(Stored data)

- - -

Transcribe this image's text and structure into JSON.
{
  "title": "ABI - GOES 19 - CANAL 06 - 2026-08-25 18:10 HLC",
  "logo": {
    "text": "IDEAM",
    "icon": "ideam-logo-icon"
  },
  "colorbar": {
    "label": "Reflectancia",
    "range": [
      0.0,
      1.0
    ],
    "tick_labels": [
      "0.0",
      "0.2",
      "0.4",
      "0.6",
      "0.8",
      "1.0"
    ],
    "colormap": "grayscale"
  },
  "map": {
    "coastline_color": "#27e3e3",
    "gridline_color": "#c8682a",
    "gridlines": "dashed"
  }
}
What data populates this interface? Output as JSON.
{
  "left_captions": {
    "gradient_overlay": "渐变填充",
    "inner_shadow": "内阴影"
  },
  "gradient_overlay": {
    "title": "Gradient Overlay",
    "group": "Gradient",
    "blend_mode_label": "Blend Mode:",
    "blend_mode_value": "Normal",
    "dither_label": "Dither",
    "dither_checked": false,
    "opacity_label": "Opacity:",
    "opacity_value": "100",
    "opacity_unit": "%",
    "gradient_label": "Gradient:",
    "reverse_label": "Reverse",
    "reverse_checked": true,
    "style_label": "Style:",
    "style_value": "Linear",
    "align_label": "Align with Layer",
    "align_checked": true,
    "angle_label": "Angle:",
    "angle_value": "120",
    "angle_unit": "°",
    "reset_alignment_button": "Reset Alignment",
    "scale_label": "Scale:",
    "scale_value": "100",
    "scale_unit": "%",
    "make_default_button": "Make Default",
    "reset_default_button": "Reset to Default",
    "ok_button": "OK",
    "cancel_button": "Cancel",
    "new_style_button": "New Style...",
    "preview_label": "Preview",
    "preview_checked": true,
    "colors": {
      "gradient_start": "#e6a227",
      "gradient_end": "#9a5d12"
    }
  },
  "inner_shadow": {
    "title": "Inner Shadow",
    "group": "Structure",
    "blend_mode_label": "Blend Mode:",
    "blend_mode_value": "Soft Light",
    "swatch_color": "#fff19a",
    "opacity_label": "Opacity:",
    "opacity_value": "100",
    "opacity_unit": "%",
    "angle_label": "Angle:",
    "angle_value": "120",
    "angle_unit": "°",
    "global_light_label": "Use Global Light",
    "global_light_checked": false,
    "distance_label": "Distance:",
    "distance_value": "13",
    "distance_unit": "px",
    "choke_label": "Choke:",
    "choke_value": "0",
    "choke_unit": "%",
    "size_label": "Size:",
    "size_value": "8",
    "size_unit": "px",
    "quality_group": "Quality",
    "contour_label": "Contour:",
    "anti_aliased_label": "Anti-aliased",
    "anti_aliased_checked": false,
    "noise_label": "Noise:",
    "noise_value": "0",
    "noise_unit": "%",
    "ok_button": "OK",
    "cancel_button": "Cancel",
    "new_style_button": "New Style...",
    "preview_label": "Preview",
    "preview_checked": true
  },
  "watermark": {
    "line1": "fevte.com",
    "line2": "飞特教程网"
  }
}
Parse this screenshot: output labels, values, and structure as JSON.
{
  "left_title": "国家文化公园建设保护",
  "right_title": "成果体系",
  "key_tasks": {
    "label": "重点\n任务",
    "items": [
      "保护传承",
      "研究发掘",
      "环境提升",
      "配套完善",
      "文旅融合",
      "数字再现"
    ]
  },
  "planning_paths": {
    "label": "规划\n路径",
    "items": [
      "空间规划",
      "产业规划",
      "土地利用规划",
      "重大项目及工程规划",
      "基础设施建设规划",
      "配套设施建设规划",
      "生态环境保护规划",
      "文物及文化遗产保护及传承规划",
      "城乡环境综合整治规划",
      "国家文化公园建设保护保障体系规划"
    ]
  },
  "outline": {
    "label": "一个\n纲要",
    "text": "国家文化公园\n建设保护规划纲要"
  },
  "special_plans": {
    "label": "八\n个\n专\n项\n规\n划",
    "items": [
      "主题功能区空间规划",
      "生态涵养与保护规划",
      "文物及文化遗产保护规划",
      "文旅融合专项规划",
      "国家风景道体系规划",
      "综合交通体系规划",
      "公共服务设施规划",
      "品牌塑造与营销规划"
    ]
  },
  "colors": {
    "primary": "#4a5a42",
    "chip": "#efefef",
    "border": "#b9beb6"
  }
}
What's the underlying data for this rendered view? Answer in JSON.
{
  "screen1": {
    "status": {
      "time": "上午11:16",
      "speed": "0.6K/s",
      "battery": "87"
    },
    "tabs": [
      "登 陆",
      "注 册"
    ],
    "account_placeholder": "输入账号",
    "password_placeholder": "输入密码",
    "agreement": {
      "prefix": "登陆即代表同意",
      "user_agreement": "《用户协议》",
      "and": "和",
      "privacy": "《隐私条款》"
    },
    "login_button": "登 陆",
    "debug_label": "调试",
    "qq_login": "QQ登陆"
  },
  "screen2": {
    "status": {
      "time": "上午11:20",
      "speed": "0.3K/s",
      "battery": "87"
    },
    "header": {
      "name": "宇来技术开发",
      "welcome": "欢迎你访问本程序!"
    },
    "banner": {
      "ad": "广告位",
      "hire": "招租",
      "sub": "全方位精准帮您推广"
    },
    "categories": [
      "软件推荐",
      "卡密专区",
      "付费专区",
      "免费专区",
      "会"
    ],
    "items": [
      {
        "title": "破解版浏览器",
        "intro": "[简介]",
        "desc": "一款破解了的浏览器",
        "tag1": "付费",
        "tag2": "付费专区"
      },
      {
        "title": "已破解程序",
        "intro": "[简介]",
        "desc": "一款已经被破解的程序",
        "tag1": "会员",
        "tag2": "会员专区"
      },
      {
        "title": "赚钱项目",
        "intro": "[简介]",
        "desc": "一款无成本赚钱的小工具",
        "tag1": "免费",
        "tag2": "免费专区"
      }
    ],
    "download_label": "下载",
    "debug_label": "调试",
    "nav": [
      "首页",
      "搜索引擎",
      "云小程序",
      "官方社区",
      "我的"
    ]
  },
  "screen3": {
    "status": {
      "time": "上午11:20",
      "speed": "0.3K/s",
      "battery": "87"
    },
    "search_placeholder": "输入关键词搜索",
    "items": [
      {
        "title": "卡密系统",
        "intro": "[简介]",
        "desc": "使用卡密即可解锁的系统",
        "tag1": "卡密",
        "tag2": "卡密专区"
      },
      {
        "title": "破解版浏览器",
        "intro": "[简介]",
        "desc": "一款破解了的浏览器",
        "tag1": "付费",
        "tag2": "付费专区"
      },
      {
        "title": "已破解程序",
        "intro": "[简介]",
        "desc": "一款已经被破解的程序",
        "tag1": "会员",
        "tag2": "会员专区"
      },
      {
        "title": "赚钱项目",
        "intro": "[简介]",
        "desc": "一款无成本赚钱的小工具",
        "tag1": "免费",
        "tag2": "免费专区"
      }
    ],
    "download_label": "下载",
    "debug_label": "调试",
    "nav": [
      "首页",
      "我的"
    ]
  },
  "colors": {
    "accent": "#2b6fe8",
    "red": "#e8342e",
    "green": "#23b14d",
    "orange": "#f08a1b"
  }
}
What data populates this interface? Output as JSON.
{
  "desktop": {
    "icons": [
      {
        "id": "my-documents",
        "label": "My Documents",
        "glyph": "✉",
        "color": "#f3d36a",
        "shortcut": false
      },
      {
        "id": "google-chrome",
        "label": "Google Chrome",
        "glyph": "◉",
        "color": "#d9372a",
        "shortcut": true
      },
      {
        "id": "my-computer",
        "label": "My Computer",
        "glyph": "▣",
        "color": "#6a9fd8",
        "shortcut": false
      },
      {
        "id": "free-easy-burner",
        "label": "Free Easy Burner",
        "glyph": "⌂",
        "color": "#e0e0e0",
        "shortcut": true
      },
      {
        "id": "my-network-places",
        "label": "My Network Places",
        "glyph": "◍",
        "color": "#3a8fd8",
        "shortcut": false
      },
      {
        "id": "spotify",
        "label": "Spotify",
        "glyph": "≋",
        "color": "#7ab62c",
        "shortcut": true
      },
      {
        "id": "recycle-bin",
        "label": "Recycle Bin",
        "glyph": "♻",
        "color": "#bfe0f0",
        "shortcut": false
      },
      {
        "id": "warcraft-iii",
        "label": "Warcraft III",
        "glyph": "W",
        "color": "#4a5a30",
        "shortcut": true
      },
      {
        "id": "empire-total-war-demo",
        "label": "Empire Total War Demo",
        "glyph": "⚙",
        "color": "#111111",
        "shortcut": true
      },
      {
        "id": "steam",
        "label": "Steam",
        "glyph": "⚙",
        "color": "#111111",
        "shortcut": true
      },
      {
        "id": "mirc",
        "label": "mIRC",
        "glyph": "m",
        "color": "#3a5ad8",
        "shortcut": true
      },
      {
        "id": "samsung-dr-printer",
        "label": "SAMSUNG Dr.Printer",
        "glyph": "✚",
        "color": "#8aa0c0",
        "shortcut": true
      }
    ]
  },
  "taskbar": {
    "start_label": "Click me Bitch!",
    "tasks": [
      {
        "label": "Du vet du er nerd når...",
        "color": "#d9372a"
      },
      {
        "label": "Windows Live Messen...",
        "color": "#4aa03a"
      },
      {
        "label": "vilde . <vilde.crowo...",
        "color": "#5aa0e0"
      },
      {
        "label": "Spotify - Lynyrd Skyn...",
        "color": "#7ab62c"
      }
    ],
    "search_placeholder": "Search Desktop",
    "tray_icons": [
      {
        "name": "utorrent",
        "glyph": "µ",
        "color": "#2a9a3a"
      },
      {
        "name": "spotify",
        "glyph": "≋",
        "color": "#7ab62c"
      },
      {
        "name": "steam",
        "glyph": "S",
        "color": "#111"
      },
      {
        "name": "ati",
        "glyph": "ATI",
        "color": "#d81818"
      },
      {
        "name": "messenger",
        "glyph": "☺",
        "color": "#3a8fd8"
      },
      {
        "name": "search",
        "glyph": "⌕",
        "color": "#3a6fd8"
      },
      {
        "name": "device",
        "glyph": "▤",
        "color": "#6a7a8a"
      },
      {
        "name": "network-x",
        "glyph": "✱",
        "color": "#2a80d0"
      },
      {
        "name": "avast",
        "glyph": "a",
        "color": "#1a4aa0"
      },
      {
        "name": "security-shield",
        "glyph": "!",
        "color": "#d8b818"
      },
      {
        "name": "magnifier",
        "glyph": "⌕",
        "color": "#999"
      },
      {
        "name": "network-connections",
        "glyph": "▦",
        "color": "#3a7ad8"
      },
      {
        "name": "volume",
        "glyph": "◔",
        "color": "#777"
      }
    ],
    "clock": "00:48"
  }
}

- - -

(Set exercise)
Of the lines in the data, how many hold the string "Default"? State the number, nothing else.

(Written solution)
2